■ EXTRACTED RECORDS:
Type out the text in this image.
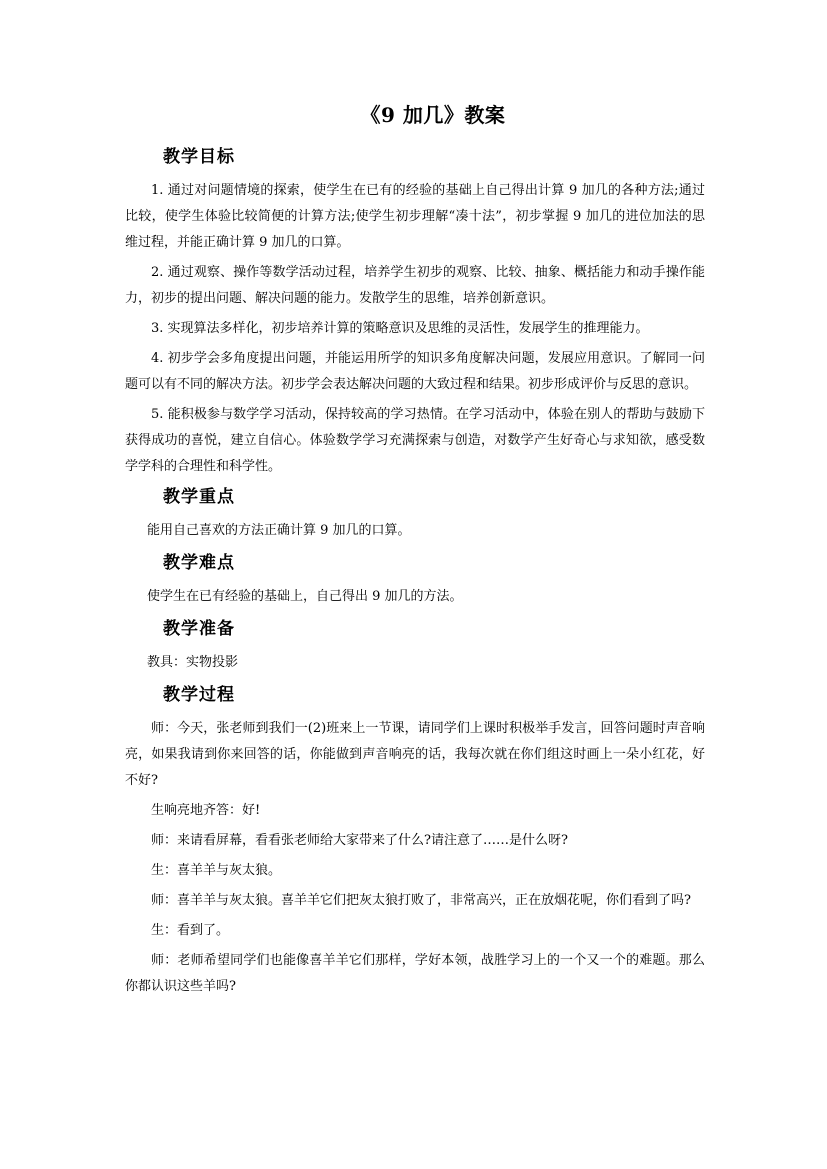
《9 加几》教案
教学目标

1. 通过对问题情境的探索，使学生在已有的经验的基础上自己得出计算 9 加几的各种方法;通过比较，使学生体验比较简便的计算方法;使学生初步理解“凑十法”，初步掌握 9 加几的进位加法的思维过程，并能正确计算 9 加几的口算。

2. 通过观察、操作等数学活动过程，培养学生初步的观察、比较、抽象、概括能力和动手操作能力，初步的提出问题、解决问题的能力。发散学生的思维，培养创新意识。

3. 实现算法多样化，初步培养计算的策略意识及思维的灵活性，发展学生的推理能力。

4. 初步学会多角度提出问题，并能运用所学的知识多角度解决问题，发展应用意识。了解同一问题可以有不同的解决方法。初步学会表达解决问题的大致过程和结果。初步形成评价与反思的意识。

5. 能积极参与数学学习活动，保持较高的学习热情。在学习活动中，体验在别人的帮助与鼓励下获得成功的喜悦，建立自信心。体验数学学习充满探索与创造，对数学产生好奇心与求知欲，感受数学学科的合理性和科学性。

教学重点

能用自己喜欢的方法正确计算 9 加几的口算。

教学难点

使学生在已有经验的基础上，自己得出 9 加几的方法。

教学准备

教具：实物投影

教学过程

师：今天，张老师到我们一(2)班来上一节课，请同学们上课时积极举手发言，回答问题时声音响亮，如果我请到你来回答的话，你能做到声音响亮的话，我每次就在你们组这时画上一朵小红花，好不好?

生响亮地齐答：好!

师：来请看屏幕，看看张老师给大家带来了什么?请注意了……是什么呀?

生：喜羊羊与灰太狼。

师：喜羊羊与灰太狼。喜羊羊它们把灰太狼打败了，非常高兴，正在放烟花呢，你们看到了吗?

生：看到了。

师：老师希望同学们也能像喜羊羊它们那样，学好本领，战胜学习上的一个又一个的难题。那么你都认识这些羊吗?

■ WHAT IS NEEDED:
Omit all pictures while transcribing the entries verbatim.

■ THE RESULT:
Type out the text in this image.
《9 加几》教案
教学目标

1. 通过对问题情境的探索，使学生在已有的经验的基础上自己得出计算 9 加几的各种方法;通过比较，使学生体验比较简便的计算方法;使学生初步理解“凑十法”，初步掌握 9 加几的进位加法的思维过程，并能正确计算 9 加几的口算。

2. 通过观察、操作等数学活动过程，培养学生初步的观察、比较、抽象、概括能力和动手操作能力，初步的提出问题、解决问题的能力。发散学生的思维，培养创新意识。

3. 实现算法多样化，初步培养计算的策略意识及思维的灵活性，发展学生的推理能力。

4. 初步学会多角度提出问题，并能运用所学的知识多角度解决问题，发展应用意识。了解同一问题可以有不同的解决方法。初步学会表达解决问题的大致过程和结果。初步形成评价与反思的意识。

5. 能积极参与数学学习活动，保持较高的学习热情。在学习活动中，体验在别人的帮助与鼓励下获得成功的喜悦，建立自信心。体验数学学习充满探索与创造，对数学产生好奇心与求知欲，感受数学学科的合理性和科学性。

教学重点

能用自己喜欢的方法正确计算 9 加几的口算。

教学难点

使学生在已有经验的基础上，自己得出 9 加几的方法。

教学准备

教具：实物投影

教学过程

师：今天，张老师到我们一(2)班来上一节课，请同学们上课时积极举手发言，回答问题时声音响亮，如果我请到你来回答的话，你能做到声音响亮的话，我每次就在你们组这时画上一朵小红花，好不好?

生响亮地齐答：好!

师：来请看屏幕，看看张老师给大家带来了什么?请注意了……是什么呀?

生：喜羊羊与灰太狼。

师：喜羊羊与灰太狼。喜羊羊它们把灰太狼打败了，非常高兴，正在放烟花呢，你们看到了吗?

生：看到了。

师：老师希望同学们也能像喜羊羊它们那样，学好本领，战胜学习上的一个又一个的难题。那么你都认识这些羊吗?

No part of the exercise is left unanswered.